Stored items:
* BEGIN *
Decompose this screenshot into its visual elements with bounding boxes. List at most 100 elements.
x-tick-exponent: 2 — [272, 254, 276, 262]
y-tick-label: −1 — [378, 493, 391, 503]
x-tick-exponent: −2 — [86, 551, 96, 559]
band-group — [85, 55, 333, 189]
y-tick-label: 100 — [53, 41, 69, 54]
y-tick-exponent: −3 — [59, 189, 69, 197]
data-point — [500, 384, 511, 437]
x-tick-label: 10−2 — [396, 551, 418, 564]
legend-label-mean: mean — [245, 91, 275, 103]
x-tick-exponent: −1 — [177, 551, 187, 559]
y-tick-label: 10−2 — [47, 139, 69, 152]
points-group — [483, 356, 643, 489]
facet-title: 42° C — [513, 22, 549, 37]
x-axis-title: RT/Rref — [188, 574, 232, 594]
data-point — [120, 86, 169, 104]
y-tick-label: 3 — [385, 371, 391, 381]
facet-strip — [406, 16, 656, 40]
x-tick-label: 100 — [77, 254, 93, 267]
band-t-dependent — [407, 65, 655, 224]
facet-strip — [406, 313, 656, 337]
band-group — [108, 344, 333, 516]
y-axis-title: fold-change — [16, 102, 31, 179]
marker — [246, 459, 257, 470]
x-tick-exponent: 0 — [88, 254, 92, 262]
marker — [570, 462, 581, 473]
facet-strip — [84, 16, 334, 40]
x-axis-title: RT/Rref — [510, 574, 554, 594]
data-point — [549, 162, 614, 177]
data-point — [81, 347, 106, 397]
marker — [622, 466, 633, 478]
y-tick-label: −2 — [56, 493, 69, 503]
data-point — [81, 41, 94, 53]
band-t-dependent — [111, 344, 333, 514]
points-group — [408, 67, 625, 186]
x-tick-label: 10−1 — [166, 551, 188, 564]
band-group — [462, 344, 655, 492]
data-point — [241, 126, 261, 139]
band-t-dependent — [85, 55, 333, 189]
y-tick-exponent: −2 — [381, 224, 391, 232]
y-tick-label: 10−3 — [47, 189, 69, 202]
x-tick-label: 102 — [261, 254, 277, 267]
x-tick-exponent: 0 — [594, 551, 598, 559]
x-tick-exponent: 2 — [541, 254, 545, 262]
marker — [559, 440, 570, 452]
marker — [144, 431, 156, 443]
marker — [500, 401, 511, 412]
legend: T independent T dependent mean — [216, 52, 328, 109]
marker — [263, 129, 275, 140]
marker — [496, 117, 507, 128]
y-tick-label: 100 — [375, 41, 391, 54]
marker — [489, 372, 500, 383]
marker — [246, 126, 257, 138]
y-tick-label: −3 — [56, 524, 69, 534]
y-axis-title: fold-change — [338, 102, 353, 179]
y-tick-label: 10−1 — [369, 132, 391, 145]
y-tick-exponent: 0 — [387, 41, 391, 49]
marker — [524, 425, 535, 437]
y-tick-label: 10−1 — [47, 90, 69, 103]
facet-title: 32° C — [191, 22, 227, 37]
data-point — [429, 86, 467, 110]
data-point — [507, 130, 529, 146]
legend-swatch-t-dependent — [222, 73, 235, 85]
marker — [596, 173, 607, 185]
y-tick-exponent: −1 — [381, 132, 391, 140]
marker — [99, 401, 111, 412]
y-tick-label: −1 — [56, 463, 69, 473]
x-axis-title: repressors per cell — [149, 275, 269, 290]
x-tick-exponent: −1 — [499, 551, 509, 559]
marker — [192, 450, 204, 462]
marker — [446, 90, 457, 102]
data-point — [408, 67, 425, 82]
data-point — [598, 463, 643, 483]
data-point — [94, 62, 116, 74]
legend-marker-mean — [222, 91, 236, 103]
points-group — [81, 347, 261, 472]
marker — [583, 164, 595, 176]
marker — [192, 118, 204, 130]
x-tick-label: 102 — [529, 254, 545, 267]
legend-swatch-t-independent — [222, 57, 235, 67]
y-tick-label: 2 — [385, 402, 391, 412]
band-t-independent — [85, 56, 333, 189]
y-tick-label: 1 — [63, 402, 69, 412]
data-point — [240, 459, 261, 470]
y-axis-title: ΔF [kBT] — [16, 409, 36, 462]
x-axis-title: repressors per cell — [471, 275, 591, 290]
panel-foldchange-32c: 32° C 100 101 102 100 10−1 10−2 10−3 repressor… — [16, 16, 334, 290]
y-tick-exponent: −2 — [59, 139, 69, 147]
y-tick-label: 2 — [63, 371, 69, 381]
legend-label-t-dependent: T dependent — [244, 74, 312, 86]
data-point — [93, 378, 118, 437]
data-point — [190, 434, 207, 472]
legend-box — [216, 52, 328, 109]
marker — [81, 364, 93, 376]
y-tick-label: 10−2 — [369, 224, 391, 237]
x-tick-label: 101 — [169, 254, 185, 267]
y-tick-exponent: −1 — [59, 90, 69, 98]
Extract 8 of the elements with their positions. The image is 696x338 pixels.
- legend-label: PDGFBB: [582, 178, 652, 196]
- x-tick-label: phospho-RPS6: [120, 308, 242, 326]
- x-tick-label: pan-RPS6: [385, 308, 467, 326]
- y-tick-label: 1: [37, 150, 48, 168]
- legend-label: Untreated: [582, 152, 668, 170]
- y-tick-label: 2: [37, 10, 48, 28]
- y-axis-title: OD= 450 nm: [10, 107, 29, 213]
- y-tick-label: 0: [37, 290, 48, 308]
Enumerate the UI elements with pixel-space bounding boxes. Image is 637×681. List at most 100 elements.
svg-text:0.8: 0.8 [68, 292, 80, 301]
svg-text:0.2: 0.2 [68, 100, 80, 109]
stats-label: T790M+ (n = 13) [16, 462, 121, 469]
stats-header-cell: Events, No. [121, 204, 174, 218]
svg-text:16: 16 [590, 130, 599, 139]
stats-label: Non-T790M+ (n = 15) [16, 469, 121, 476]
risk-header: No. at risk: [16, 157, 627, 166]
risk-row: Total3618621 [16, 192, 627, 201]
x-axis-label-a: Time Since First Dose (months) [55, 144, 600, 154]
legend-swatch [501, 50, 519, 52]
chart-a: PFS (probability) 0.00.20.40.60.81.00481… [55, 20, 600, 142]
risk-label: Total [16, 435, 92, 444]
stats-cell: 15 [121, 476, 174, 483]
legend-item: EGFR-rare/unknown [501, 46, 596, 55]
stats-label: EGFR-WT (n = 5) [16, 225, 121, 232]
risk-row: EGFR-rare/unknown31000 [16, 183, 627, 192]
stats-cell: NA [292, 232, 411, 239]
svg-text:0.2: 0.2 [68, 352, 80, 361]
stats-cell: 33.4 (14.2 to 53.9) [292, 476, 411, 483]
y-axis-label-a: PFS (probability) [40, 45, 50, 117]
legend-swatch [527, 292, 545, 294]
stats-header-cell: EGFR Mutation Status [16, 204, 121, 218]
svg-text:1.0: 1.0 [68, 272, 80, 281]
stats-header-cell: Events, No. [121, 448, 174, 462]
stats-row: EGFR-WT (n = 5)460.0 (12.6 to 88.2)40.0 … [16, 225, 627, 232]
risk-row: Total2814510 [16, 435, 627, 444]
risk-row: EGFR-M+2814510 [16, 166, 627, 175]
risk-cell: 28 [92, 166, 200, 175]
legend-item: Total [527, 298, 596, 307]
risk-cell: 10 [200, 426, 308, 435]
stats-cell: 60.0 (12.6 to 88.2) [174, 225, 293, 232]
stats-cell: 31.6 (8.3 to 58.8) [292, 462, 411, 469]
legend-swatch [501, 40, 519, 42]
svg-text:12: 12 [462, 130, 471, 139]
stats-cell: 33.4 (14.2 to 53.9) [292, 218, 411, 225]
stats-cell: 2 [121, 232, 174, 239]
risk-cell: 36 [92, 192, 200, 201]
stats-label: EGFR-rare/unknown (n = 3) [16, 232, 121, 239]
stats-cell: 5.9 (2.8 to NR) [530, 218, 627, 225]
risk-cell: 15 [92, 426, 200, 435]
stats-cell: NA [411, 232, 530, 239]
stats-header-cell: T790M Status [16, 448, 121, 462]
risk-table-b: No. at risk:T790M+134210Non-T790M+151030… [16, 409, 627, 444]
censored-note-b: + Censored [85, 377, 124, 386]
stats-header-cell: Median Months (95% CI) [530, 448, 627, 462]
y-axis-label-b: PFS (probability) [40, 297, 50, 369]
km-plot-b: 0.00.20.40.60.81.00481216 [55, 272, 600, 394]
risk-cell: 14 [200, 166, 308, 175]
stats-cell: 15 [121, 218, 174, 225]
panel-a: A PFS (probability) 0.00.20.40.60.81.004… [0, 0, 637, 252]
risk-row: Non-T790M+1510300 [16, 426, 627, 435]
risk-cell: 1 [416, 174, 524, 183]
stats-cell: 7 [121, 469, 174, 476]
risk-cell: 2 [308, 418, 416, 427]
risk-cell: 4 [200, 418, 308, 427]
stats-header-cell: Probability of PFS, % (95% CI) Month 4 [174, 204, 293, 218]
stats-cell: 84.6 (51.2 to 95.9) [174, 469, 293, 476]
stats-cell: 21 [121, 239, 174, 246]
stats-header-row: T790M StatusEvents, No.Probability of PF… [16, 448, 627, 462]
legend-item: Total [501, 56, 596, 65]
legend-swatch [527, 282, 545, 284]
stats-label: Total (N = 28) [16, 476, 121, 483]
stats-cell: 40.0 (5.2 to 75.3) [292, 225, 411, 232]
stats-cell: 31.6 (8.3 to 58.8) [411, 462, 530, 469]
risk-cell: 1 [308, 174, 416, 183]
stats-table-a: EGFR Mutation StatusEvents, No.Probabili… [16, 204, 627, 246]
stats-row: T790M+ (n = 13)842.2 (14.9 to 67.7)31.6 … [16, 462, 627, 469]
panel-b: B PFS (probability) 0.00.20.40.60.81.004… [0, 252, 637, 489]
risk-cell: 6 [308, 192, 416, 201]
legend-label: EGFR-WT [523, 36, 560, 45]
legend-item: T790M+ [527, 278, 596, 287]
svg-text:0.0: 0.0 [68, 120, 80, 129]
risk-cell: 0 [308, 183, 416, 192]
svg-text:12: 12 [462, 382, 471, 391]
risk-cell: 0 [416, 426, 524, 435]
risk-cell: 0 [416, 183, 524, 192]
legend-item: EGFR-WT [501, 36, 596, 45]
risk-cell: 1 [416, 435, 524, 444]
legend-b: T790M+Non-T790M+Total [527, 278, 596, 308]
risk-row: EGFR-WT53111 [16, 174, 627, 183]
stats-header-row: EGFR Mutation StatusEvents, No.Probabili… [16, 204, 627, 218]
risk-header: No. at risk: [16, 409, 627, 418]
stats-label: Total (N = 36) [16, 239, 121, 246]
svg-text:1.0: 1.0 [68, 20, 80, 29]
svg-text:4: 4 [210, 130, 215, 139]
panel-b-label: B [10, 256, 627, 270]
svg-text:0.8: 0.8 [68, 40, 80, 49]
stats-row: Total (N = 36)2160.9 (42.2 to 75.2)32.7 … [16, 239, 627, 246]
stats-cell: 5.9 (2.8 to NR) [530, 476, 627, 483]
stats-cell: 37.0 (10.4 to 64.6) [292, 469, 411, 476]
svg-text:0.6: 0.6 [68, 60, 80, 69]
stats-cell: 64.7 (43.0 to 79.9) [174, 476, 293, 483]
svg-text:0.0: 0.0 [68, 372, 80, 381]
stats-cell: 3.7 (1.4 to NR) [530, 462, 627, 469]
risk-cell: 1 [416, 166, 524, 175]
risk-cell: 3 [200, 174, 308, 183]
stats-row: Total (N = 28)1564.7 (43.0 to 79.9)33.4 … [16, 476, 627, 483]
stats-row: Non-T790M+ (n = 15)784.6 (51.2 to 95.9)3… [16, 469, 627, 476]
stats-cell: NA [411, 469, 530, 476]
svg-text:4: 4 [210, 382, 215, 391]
* END *
Reproduce the rows above, starting with the first line and ending with the line that contains "marker — [144, 431, 156, 443]", including both of those lines.

Decompose this screenshot into its visual elements with bounding boxes. List at most 100 elements.
x-tick-exponent: 2 — [272, 254, 276, 262]
y-tick-label: −1 — [378, 493, 391, 503]
x-tick-exponent: −2 — [86, 551, 96, 559]
band-group — [85, 55, 333, 189]
y-tick-label: 100 — [53, 41, 69, 54]
y-tick-exponent: −3 — [59, 189, 69, 197]
data-point — [500, 384, 511, 437]
x-tick-label: 10−2 — [396, 551, 418, 564]
legend-label-mean: mean — [245, 91, 275, 103]
x-tick-exponent: −1 — [177, 551, 187, 559]
y-tick-label: 10−2 — [47, 139, 69, 152]
points-group — [483, 356, 643, 489]
facet-title: 42° C — [513, 22, 549, 37]
x-axis-title: RT/Rref — [188, 574, 232, 594]
data-point — [120, 86, 169, 104]
y-tick-label: 3 — [385, 371, 391, 381]
facet-strip — [406, 16, 656, 40]
x-tick-label: 100 — [77, 254, 93, 267]
band-t-dependent — [407, 65, 655, 224]
facet-strip — [406, 313, 656, 337]
band-group — [108, 344, 333, 516]
y-axis-title: fold-change — [16, 102, 31, 179]
marker — [246, 459, 257, 470]
x-tick-exponent: 0 — [88, 254, 92, 262]
marker — [570, 462, 581, 473]
facet-strip — [84, 16, 334, 40]
x-axis-title: RT/Rref — [510, 574, 554, 594]
data-point — [549, 162, 614, 177]
data-point — [81, 347, 106, 397]
marker — [622, 466, 633, 478]
y-tick-label: −2 — [56, 493, 69, 503]
data-point — [81, 41, 94, 53]
band-t-dependent — [111, 344, 333, 514]
points-group — [408, 67, 625, 186]
x-tick-label: 10−1 — [166, 551, 188, 564]
band-group — [462, 344, 655, 492]
data-point — [241, 126, 261, 139]
band-t-dependent — [85, 55, 333, 189]
y-tick-exponent: −2 — [381, 224, 391, 232]
y-tick-label: 10−3 — [47, 189, 69, 202]
x-tick-label: 102 — [261, 254, 277, 267]
x-tick-exponent: 0 — [594, 551, 598, 559]
x-tick-exponent: 2 — [541, 254, 545, 262]
marker — [559, 440, 570, 452]
marker — [144, 431, 156, 443]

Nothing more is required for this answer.